**PROBLEM TO SOLVE**
Filter the data for lines with the word "Post", then copy every line so identified.

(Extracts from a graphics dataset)
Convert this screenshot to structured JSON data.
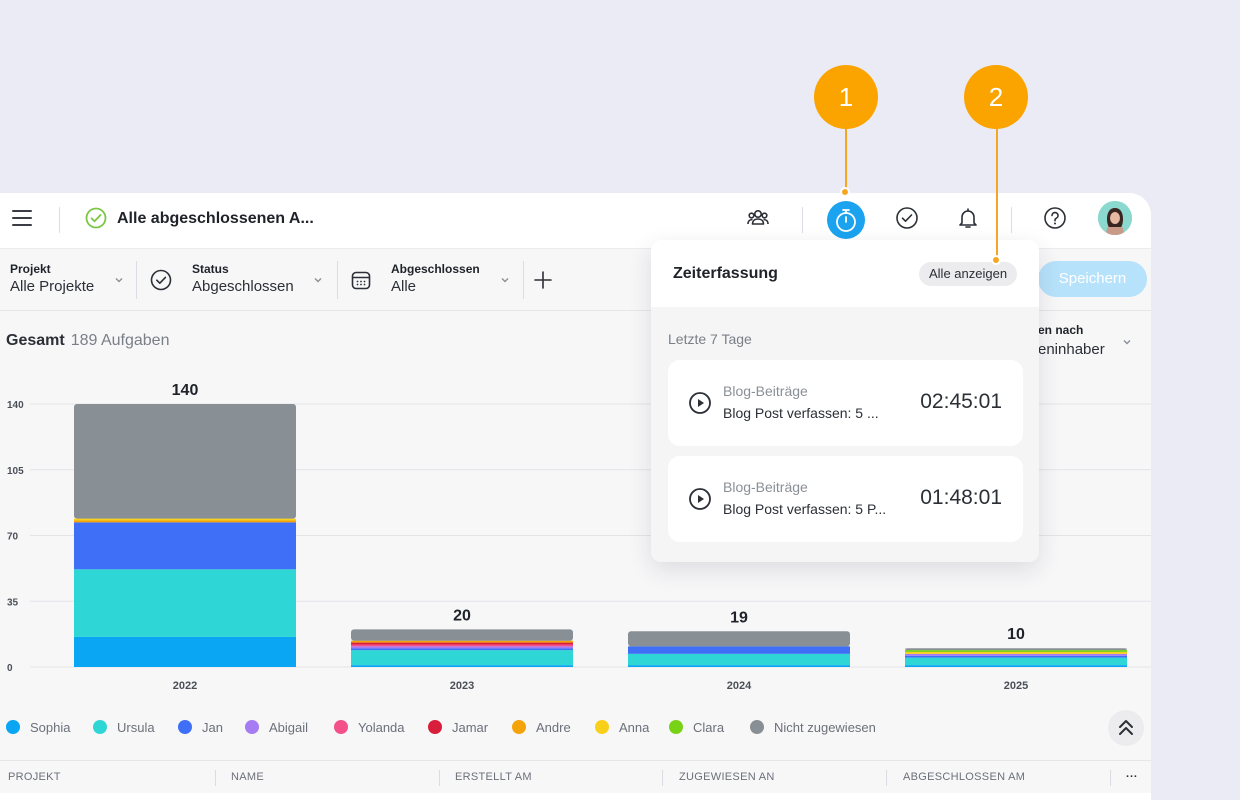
{
  "header": {
    "title": "Alle abgeschlossenen A..."
  },
  "filters": {
    "project": {
      "label": "Projekt",
      "value": "Alle Projekte"
    },
    "status": {
      "label": "Status",
      "value": "Abgeschlossen"
    },
    "completed": {
      "label": "Abgeschlossen",
      "value": "Alle"
    },
    "save_label": "Speichern"
  },
  "summary": {
    "label": "Gesamt",
    "count": "189 Aufgaben"
  },
  "group_by": {
    "label": "en nach",
    "value": "eninhaber"
  },
  "chart_data": {
    "type": "bar",
    "stacked": true,
    "categories": [
      "2022",
      "2023",
      "2024",
      "2025"
    ],
    "totals": [
      140,
      20,
      19,
      10
    ],
    "ylim": [
      0,
      140
    ],
    "yticks": [
      0,
      35,
      70,
      105,
      140
    ],
    "grid": true,
    "series": [
      {
        "name": "Sophia",
        "color": "#0aa5f3",
        "values": [
          16,
          1,
          1,
          1
        ]
      },
      {
        "name": "Ursula",
        "color": "#2fd6d6",
        "values": [
          36,
          8,
          6,
          4
        ]
      },
      {
        "name": "Jan",
        "color": "#3e6ff6",
        "values": [
          25,
          1,
          4,
          1
        ]
      },
      {
        "name": "Abigail",
        "color": "#a67cf2",
        "values": [
          0,
          1,
          0,
          1
        ]
      },
      {
        "name": "Yolanda",
        "color": "#f4508a",
        "values": [
          0,
          1,
          0,
          0
        ]
      },
      {
        "name": "Jamar",
        "color": "#d81e3a",
        "values": [
          0,
          1,
          0,
          0
        ]
      },
      {
        "name": "Andre",
        "color": "#f5a30a",
        "values": [
          1,
          1,
          0,
          0
        ]
      },
      {
        "name": "Anna",
        "color": "#f9d019",
        "values": [
          1,
          0,
          0,
          1
        ]
      },
      {
        "name": "Clara",
        "color": "#78d316",
        "values": [
          0,
          0,
          0,
          1
        ]
      },
      {
        "name": "Nicht zugewiesen",
        "color": "#888f95",
        "values": [
          61,
          6,
          8,
          1
        ]
      }
    ]
  },
  "table": {
    "columns": [
      "PROJEKT",
      "NAME",
      "ERSTELLT AM",
      "ZUGEWIESEN AN",
      "ABGESCHLOSSEN AM"
    ],
    "more_label": "···"
  },
  "popup": {
    "title": "Zeiterfassung",
    "show_all": "Alle anzeigen",
    "period": "Letzte 7 Tage",
    "entries": [
      {
        "project": "Blog-Beiträge",
        "task": "Blog Post verfassen: 5 ...",
        "time": "02:45:01"
      },
      {
        "project": "Blog-Beiträge",
        "task": "Blog Post verfassen: 5 P...",
        "time": "01:48:01"
      }
    ]
  },
  "markers": {
    "m1": "1",
    "m2": "2"
  }
}
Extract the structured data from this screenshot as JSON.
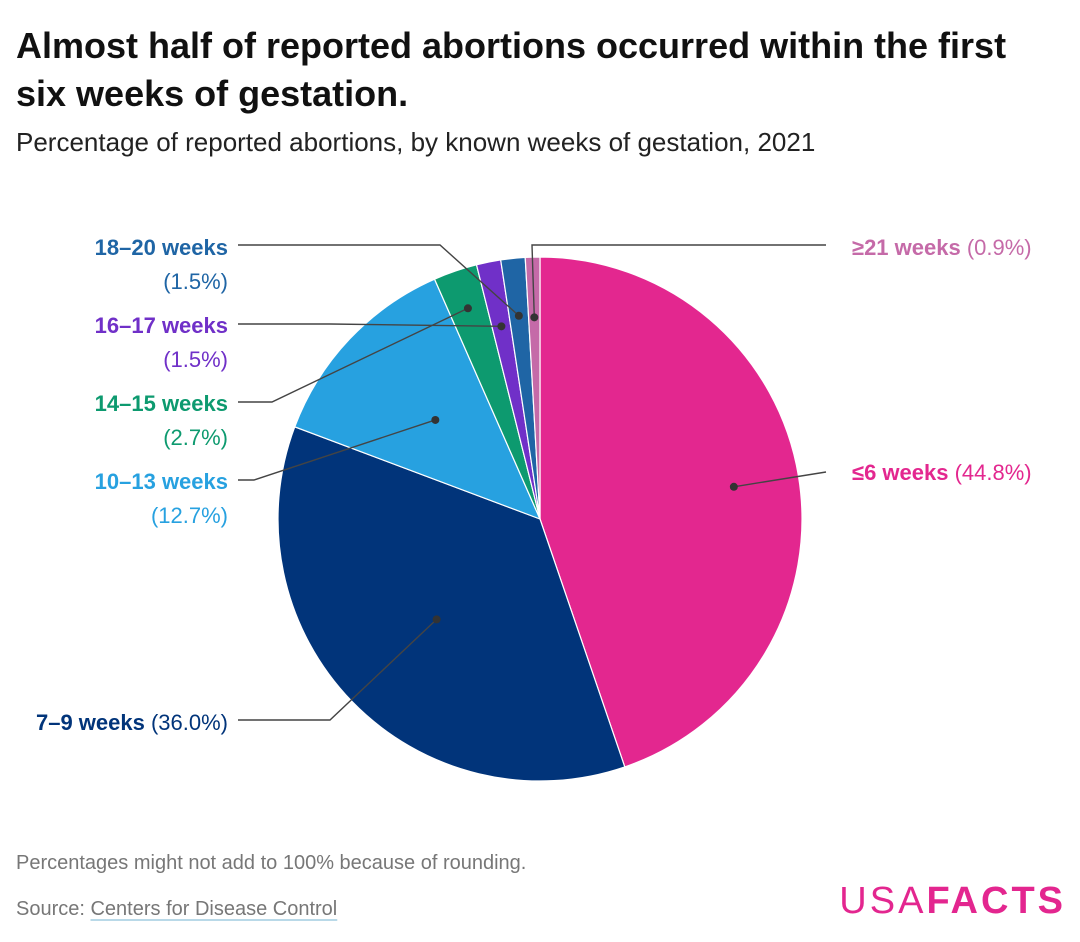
{
  "title": "Almost half of reported abortions occurred within the first six weeks of gestation.",
  "subtitle": "Percentage of reported abortions, by known weeks of gestation, 2021",
  "chart_data": {
    "type": "pie",
    "slices": [
      {
        "label": "≤6 weeks",
        "value_text": "(44.8%)",
        "value": 44.8,
        "color": "#e3278f"
      },
      {
        "label": "7–9 weeks",
        "value_text": "(36.0%)",
        "value": 36.0,
        "color": "#01347a"
      },
      {
        "label": "10–13 weeks",
        "value_text": "(12.7%)",
        "value": 12.7,
        "color": "#27a1e0"
      },
      {
        "label": "14–15 weeks",
        "value_text": "(2.7%)",
        "value": 2.7,
        "color": "#0d9a6f"
      },
      {
        "label": "16–17 weeks",
        "value_text": "(1.5%)",
        "value": 1.5,
        "color": "#7030c8"
      },
      {
        "label": "18–20 weeks",
        "value_text": "(1.5%)",
        "value": 1.5,
        "color": "#1f65a5"
      },
      {
        "label": "≥21 weeks",
        "value_text": "(0.9%)",
        "value": 0.9,
        "color": "#c56aa8"
      }
    ]
  },
  "footer": {
    "note": "Percentages might not add to 100% because of rounding.",
    "source_prefix": "Source: ",
    "source_link": "Centers for Disease Control"
  },
  "logo": {
    "part1": "USA",
    "part2": "FACTS"
  }
}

**ANSWER TO THIS TASK**
        "task": "Blog Post verfassen: 5 ...",
        "task": "Blog Post verfassen: 5 P...",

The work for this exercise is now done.